_WHAT THE EXERCISE ASKS:_ Which lines hold the word "society"? Copy each of them.

_RECORDS SHOWN:_

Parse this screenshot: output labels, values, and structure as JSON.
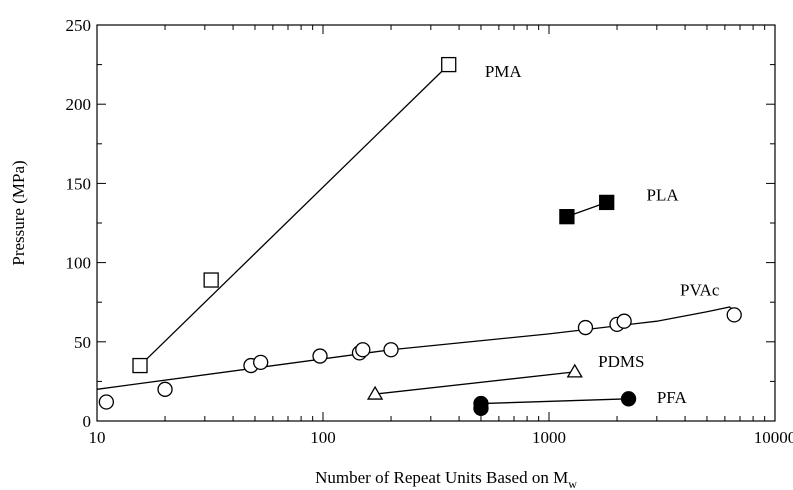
{
  "chart_data": {
    "type": "scatter",
    "xscale": "log",
    "xlim": [
      10,
      10000
    ],
    "ylim": [
      0,
      250
    ],
    "xticks": [
      10,
      100,
      1000,
      10000
    ],
    "yticks": [
      0,
      50,
      100,
      150,
      200,
      250
    ],
    "xlabel": "Number of Repeat Units Based on M",
    "xlabel_sub": "w",
    "ylabel": "Pressure (MPa)",
    "grid": false,
    "series": [
      {
        "name": "PMA",
        "marker": "open-square",
        "points": [
          [
            15.5,
            35
          ],
          [
            32,
            89
          ],
          [
            360,
            225
          ]
        ],
        "fit": [
          [
            15.5,
            35
          ],
          [
            360,
            225
          ]
        ]
      },
      {
        "name": "PLA",
        "marker": "filled-square",
        "points": [
          [
            1200,
            129
          ],
          [
            1800,
            138
          ]
        ],
        "fit": [
          [
            1200,
            129
          ],
          [
            1800,
            138
          ]
        ]
      },
      {
        "name": "PVAc",
        "marker": "open-circle",
        "points": [
          [
            11,
            12
          ],
          [
            20,
            20
          ],
          [
            48,
            35
          ],
          [
            53,
            37
          ],
          [
            97,
            41
          ],
          [
            145,
            43
          ],
          [
            150,
            45
          ],
          [
            200,
            45
          ],
          [
            1450,
            59
          ],
          [
            2000,
            61
          ],
          [
            2150,
            63
          ],
          [
            6600,
            67
          ]
        ],
        "fit": [
          [
            10,
            20
          ],
          [
            200,
            45
          ],
          [
            1000,
            55
          ],
          [
            3000,
            63
          ],
          [
            5000,
            69
          ],
          [
            6300,
            72
          ],
          [
            6600,
            69
          ]
        ]
      },
      {
        "name": "PDMS",
        "marker": "open-triangle",
        "points": [
          [
            170,
            17
          ],
          [
            1300,
            31
          ]
        ],
        "fit": [
          [
            170,
            17
          ],
          [
            1300,
            31
          ]
        ]
      },
      {
        "name": "PFA",
        "marker": "filled-circle",
        "points": [
          [
            500,
            8
          ],
          [
            500,
            11
          ],
          [
            2250,
            14
          ]
        ],
        "fit": [
          [
            500,
            11
          ],
          [
            2250,
            14
          ]
        ]
      }
    ],
    "annotations": [
      {
        "text": "PMA",
        "x": 520,
        "y": 221
      },
      {
        "text": "PLA",
        "x": 2700,
        "y": 143
      },
      {
        "text": "PVAc",
        "x": 3800,
        "y": 83
      },
      {
        "text": "PDMS",
        "x": 1650,
        "y": 38
      },
      {
        "text": "PFA",
        "x": 3000,
        "y": 15
      }
    ]
  }
}
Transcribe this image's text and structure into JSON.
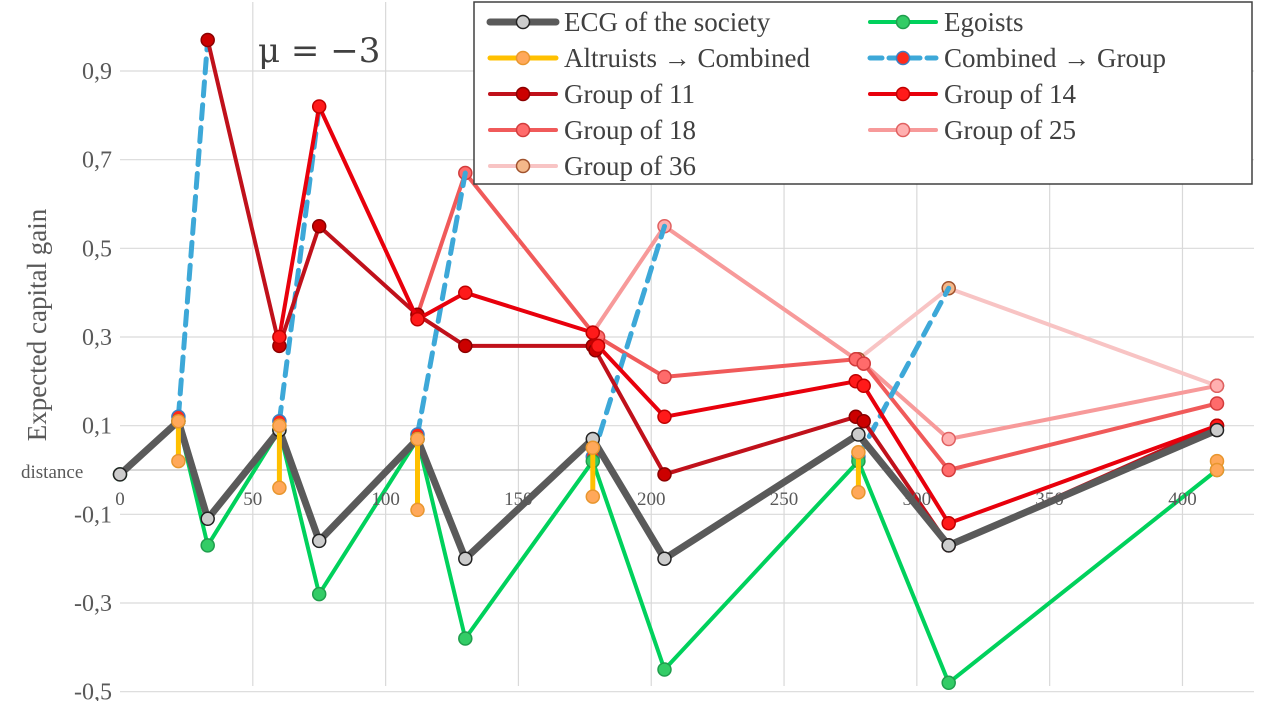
{
  "chart_data": {
    "type": "line",
    "title": "μ = −3",
    "ylabel": "Expected capital gain",
    "xlabel": "distance",
    "xlim": [
      0,
      420
    ],
    "ylim": [
      -0.5,
      1.0
    ],
    "xticks": [
      0,
      50,
      100,
      150,
      200,
      250,
      300,
      350,
      400
    ],
    "xtick_labels": [
      "0",
      "50",
      "100",
      "150",
      "200",
      "250",
      "300",
      "350",
      "400"
    ],
    "yticks": [
      -0.5,
      -0.3,
      -0.1,
      0.1,
      0.3,
      0.5,
      0.7,
      0.9
    ],
    "ytick_labels": [
      "-0,5",
      "-0,3",
      "-0,1",
      "0,1",
      "0,3",
      "0,5",
      "0,7",
      "0,9"
    ],
    "grid": true,
    "legend_position": "top-right",
    "series": [
      {
        "name": "Egoists",
        "line_color": "#00d15c",
        "fill": "#33cc66",
        "stroke": "#1f9e4d",
        "width": 4,
        "dash": false,
        "points": [
          [
            0,
            -0.01
          ],
          [
            22,
            0.11
          ],
          [
            33,
            -0.17
          ],
          [
            60,
            0.09
          ],
          [
            75,
            -0.28
          ],
          [
            112,
            0.07
          ],
          [
            130,
            -0.38
          ],
          [
            178,
            0.02
          ],
          [
            205,
            -0.45
          ],
          [
            278,
            0.02
          ],
          [
            312,
            -0.48
          ],
          [
            413,
            0.0
          ]
        ]
      },
      {
        "name": "ECG of the society",
        "line_color": "#5a5a5a",
        "fill": "#cccccc",
        "stroke": "#222222",
        "width": 7,
        "dash": false,
        "points": [
          [
            0,
            -0.01
          ],
          [
            22,
            0.11
          ],
          [
            33,
            -0.11
          ],
          [
            60,
            0.09
          ],
          [
            75,
            -0.16
          ],
          [
            112,
            0.07
          ],
          [
            130,
            -0.2
          ],
          [
            178,
            0.07
          ],
          [
            205,
            -0.2
          ],
          [
            278,
            0.08
          ],
          [
            312,
            -0.17
          ],
          [
            413,
            0.09
          ]
        ]
      },
      {
        "name": "Altruists → Combined",
        "line_color": "#ffc000",
        "fill": "#ffa85a",
        "stroke": "#e8962e",
        "width": 5,
        "dash": false,
        "segments": [
          [
            [
              22,
              0.11
            ],
            [
              22,
              0.02
            ]
          ],
          [
            [
              60,
              0.1
            ],
            [
              60,
              -0.04
            ]
          ],
          [
            [
              112,
              0.07
            ],
            [
              112,
              -0.09
            ]
          ],
          [
            [
              178,
              0.05
            ],
            [
              178,
              -0.06
            ]
          ],
          [
            [
              278,
              0.04
            ],
            [
              278,
              -0.05
            ]
          ],
          [
            [
              413,
              0.02
            ],
            [
              413,
              0.0
            ]
          ]
        ]
      },
      {
        "name": "Combined → Group",
        "line_color": "#3da8d8",
        "fill": "#ff2a1a",
        "stroke": "#3b7fc4",
        "width": 5,
        "dash": true,
        "segments": [
          [
            [
              22,
              0.12
            ],
            [
              33,
              0.97
            ]
          ],
          [
            [
              60,
              0.11
            ],
            [
              75,
              0.82
            ]
          ],
          [
            [
              112,
              0.08
            ],
            [
              130,
              0.67
            ]
          ],
          [
            [
              178,
              0.03
            ],
            [
              205,
              0.55
            ]
          ],
          [
            [
              278,
              0.03
            ],
            [
              312,
              0.41
            ]
          ]
        ]
      },
      {
        "name": "Group of 11",
        "line_color": "#c0111b",
        "fill": "#cc0000",
        "stroke": "#8b0000",
        "width": 4,
        "dash": false,
        "points": [
          [
            33,
            0.97
          ],
          [
            60,
            0.28
          ],
          [
            75,
            0.55
          ],
          [
            112,
            0.35
          ],
          [
            130,
            0.28
          ],
          [
            178,
            0.28
          ],
          [
            179,
            0.27
          ],
          [
            205,
            -0.01
          ],
          [
            277,
            0.12
          ],
          [
            280,
            0.11
          ],
          [
            312,
            -0.17
          ],
          [
            413,
            0.1
          ]
        ]
      },
      {
        "name": "Group of 14",
        "line_color": "#e8000c",
        "fill": "#ff1a1a",
        "stroke": "#c00000",
        "width": 4,
        "dash": false,
        "points": [
          [
            60,
            0.3
          ],
          [
            75,
            0.82
          ],
          [
            112,
            0.34
          ],
          [
            130,
            0.4
          ],
          [
            178,
            0.31
          ],
          [
            180,
            0.28
          ],
          [
            205,
            0.12
          ],
          [
            277,
            0.2
          ],
          [
            280,
            0.19
          ],
          [
            312,
            -0.12
          ],
          [
            413,
            0.1
          ]
        ]
      },
      {
        "name": "Group of 18",
        "line_color": "#f05a5a",
        "fill": "#ff6b6b",
        "stroke": "#d23c3c",
        "width": 4,
        "dash": false,
        "points": [
          [
            112,
            0.35
          ],
          [
            130,
            0.67
          ],
          [
            178,
            0.31
          ],
          [
            180,
            0.3
          ],
          [
            205,
            0.21
          ],
          [
            277,
            0.25
          ],
          [
            280,
            0.24
          ],
          [
            312,
            0.0
          ],
          [
            413,
            0.15
          ]
        ]
      },
      {
        "name": "Group of 25",
        "line_color": "#f79a9a",
        "fill": "#ffb0b0",
        "stroke": "#e06060",
        "width": 4,
        "dash": false,
        "points": [
          [
            178,
            0.31
          ],
          [
            205,
            0.55
          ],
          [
            277,
            0.25
          ],
          [
            280,
            0.24
          ],
          [
            312,
            0.07
          ],
          [
            413,
            0.19
          ]
        ]
      },
      {
        "name": "Group of 36",
        "line_color": "#f8c4c4",
        "fill": "#f4b88a",
        "stroke": "#a0522d",
        "width": 4,
        "dash": false,
        "points": [
          [
            278,
            0.25
          ],
          [
            312,
            0.41
          ],
          [
            413,
            0.19
          ]
        ]
      }
    ],
    "legend_order": [
      "ECG of the society",
      "Egoists",
      "Altruists → Combined",
      "Combined → Group",
      "Group of 11",
      "Group of 14",
      "Group of 18",
      "Group of 25",
      "Group of 36"
    ]
  }
}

_SOLUTION:_
        "name": "ECG of the society",
      "ECG of the society",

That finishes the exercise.